Instruction: Omit the images. Copy each entry word for word.
::: Record extracts
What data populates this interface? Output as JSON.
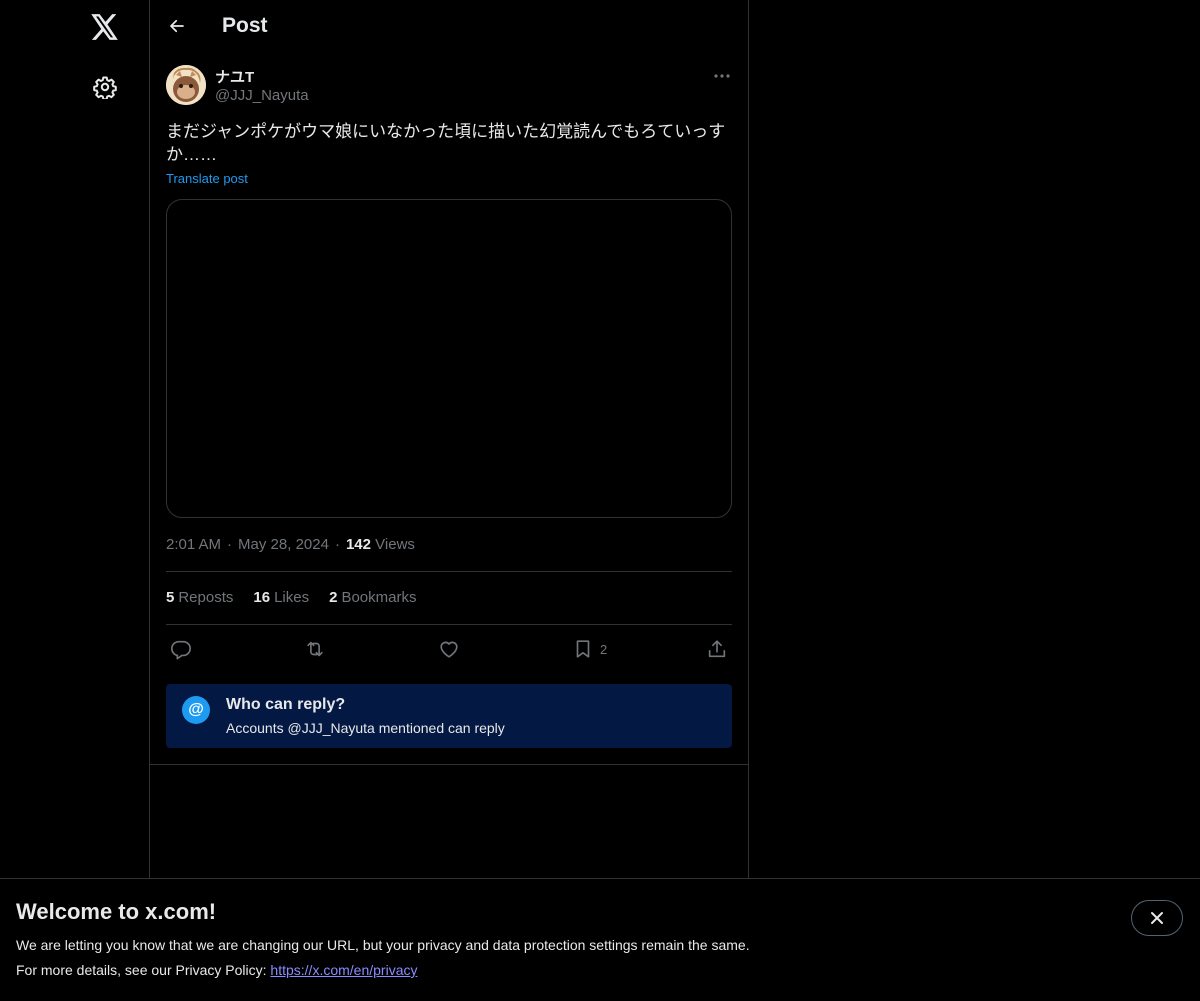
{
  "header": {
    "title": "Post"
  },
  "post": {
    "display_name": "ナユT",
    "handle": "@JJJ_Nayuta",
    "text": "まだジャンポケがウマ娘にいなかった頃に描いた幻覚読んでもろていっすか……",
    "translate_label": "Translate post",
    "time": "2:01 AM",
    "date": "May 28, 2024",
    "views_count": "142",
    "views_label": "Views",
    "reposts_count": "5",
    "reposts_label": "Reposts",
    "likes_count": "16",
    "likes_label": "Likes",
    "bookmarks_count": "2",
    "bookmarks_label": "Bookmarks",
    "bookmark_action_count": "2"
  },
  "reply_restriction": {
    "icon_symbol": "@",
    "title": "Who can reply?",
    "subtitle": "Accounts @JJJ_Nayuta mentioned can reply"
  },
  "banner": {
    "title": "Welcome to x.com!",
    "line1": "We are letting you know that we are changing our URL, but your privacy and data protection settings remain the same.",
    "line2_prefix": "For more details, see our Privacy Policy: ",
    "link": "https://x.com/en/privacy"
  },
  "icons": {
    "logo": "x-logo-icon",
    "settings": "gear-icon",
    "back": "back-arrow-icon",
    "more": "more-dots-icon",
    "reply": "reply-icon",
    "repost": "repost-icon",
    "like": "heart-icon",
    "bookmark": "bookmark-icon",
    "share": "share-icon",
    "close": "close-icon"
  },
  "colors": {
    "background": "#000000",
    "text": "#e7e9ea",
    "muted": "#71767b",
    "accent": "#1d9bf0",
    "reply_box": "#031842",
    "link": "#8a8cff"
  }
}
::::::
Answer:
What data populates this interface? Output as JSON.
{
  "header": {
    "title": "Post"
  },
  "post": {
    "display_name": "ナユT",
    "handle": "@JJJ_Nayuta",
    "text": "まだジャンポケがウマ娘にいなかった頃に描いた幻覚読んでもろていっすか……",
    "translate_label": "Translate post",
    "time": "2:01 AM",
    "date": "May 28, 2024",
    "views_count": "142",
    "views_label": "Views",
    "reposts_count": "5",
    "reposts_label": "Reposts",
    "likes_count": "16",
    "likes_label": "Likes",
    "bookmarks_count": "2",
    "bookmarks_label": "Bookmarks",
    "bookmark_action_count": "2"
  },
  "reply_restriction": {
    "icon_symbol": "@",
    "title": "Who can reply?",
    "subtitle": "Accounts @JJJ_Nayuta mentioned can reply"
  },
  "banner": {
    "title": "Welcome to x.com!",
    "line1": "We are letting you know that we are changing our URL, but your privacy and data protection settings remain the same.",
    "line2_prefix": "For more details, see our Privacy Policy: ",
    "link": "https://x.com/en/privacy"
  },
  "icons": {
    "logo": "x-logo-icon",
    "settings": "gear-icon",
    "back": "back-arrow-icon",
    "more": "more-dots-icon",
    "reply": "reply-icon",
    "repost": "repost-icon",
    "like": "heart-icon",
    "bookmark": "bookmark-icon",
    "share": "share-icon",
    "close": "close-icon"
  },
  "colors": {
    "background": "#000000",
    "text": "#e7e9ea",
    "muted": "#71767b",
    "accent": "#1d9bf0",
    "reply_box": "#031842",
    "link": "#8a8cff"
  }
}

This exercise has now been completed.